====== Task data ======

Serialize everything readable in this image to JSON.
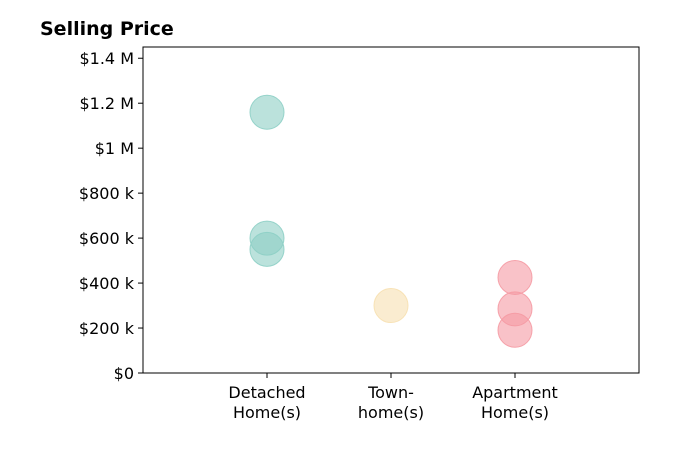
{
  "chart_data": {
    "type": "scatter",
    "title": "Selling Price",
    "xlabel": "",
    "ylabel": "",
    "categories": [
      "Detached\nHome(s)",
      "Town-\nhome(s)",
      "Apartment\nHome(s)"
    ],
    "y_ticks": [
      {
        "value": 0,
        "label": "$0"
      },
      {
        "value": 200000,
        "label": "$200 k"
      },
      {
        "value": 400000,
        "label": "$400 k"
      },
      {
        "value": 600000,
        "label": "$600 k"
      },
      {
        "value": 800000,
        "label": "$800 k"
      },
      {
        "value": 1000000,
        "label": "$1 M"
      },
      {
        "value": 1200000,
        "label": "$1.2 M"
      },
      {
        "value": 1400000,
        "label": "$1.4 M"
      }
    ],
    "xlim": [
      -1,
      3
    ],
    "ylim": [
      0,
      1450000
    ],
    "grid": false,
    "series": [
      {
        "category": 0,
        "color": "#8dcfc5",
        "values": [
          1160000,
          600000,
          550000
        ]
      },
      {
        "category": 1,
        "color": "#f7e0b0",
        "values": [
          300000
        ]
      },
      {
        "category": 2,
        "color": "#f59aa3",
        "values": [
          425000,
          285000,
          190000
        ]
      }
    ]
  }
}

======

Reproduce all of the material above word for word. Omit the pictures.

**Worked answer:**
Serialize everything readable in this image to JSON.
{
  "chart_data": {
    "type": "scatter",
    "title": "Selling Price",
    "xlabel": "",
    "ylabel": "",
    "categories": [
      "Detached\nHome(s)",
      "Town-\nhome(s)",
      "Apartment\nHome(s)"
    ],
    "y_ticks": [
      {
        "value": 0,
        "label": "$0"
      },
      {
        "value": 200000,
        "label": "$200 k"
      },
      {
        "value": 400000,
        "label": "$400 k"
      },
      {
        "value": 600000,
        "label": "$600 k"
      },
      {
        "value": 800000,
        "label": "$800 k"
      },
      {
        "value": 1000000,
        "label": "$1 M"
      },
      {
        "value": 1200000,
        "label": "$1.2 M"
      },
      {
        "value": 1400000,
        "label": "$1.4 M"
      }
    ],
    "xlim": [
      -1,
      3
    ],
    "ylim": [
      0,
      1450000
    ],
    "grid": false,
    "series": [
      {
        "category": 0,
        "color": "#8dcfc5",
        "values": [
          1160000,
          600000,
          550000
        ]
      },
      {
        "category": 1,
        "color": "#f7e0b0",
        "values": [
          300000
        ]
      },
      {
        "category": 2,
        "color": "#f59aa3",
        "values": [
          425000,
          285000,
          190000
        ]
      }
    ]
  }
}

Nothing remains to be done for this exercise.